* start *

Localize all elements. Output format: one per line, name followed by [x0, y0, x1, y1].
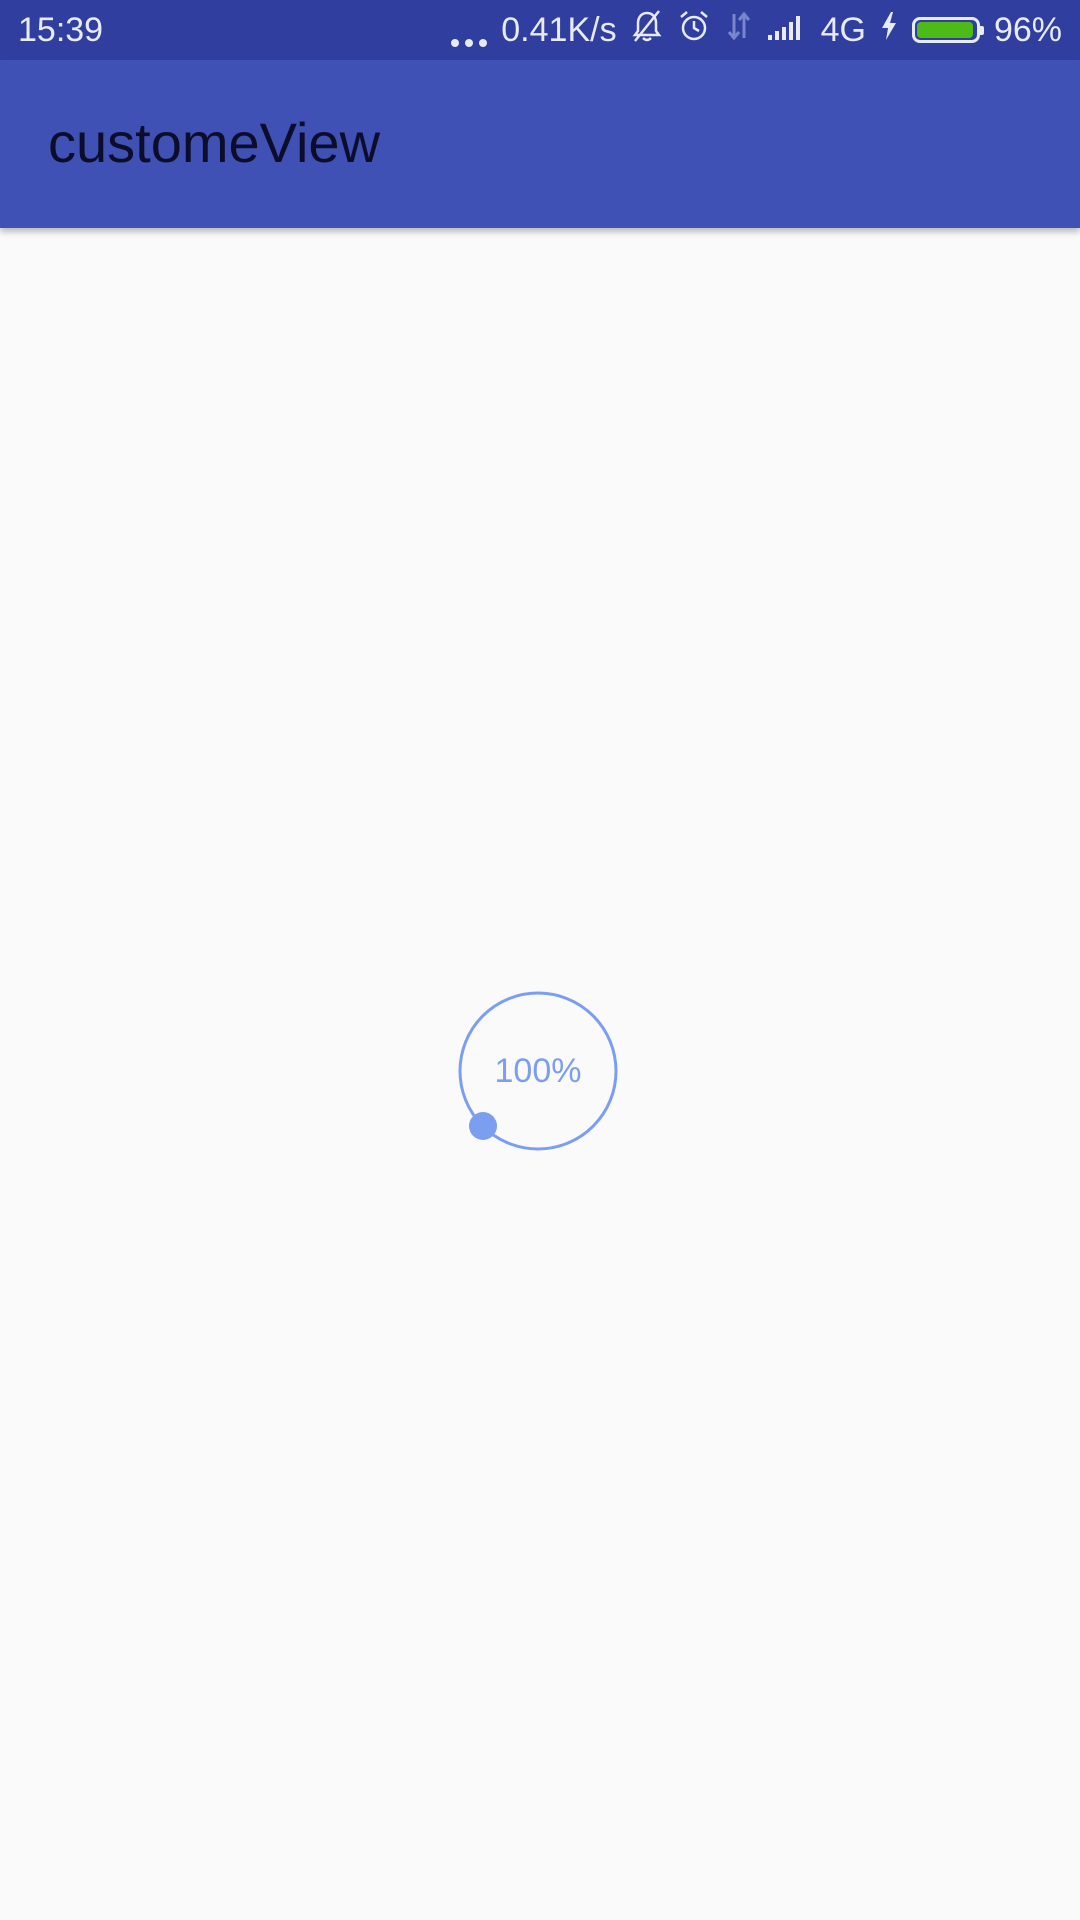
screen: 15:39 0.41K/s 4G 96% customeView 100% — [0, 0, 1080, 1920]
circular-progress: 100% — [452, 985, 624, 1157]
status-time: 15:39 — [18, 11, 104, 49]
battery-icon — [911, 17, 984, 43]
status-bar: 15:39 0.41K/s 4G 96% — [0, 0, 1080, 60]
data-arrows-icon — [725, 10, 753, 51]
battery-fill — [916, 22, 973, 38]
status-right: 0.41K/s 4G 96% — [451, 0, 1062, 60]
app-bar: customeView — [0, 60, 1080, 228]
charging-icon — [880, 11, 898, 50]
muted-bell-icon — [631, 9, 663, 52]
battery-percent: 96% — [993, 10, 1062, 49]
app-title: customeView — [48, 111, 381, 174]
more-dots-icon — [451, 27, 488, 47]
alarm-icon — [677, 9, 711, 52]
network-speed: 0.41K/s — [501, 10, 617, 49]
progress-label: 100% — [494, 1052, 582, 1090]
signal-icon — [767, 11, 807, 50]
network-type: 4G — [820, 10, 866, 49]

* end *

Task statement
Convert the lines from the one containing "screen: 15:39 0.41K/s" through the one containing "status-bar: 15:39 0.41K/s", inclusive, into a JSON list of strings with one string per line, skipping any blank lines.

Output for this task
[
  "screen: 15:39 0.41K/s 4G 96% customeView 100% — [0, 0, 1080, 1920]",
  "circular-progress: 100% — [452, 985, 624, 1157]",
  "status-time: 15:39 — [18, 11, 104, 49]",
  "battery-icon — [911, 17, 984, 43]",
  "status-bar: 15:39 0.41K/s 4G 96% — [0, 0, 1080, 60]"
]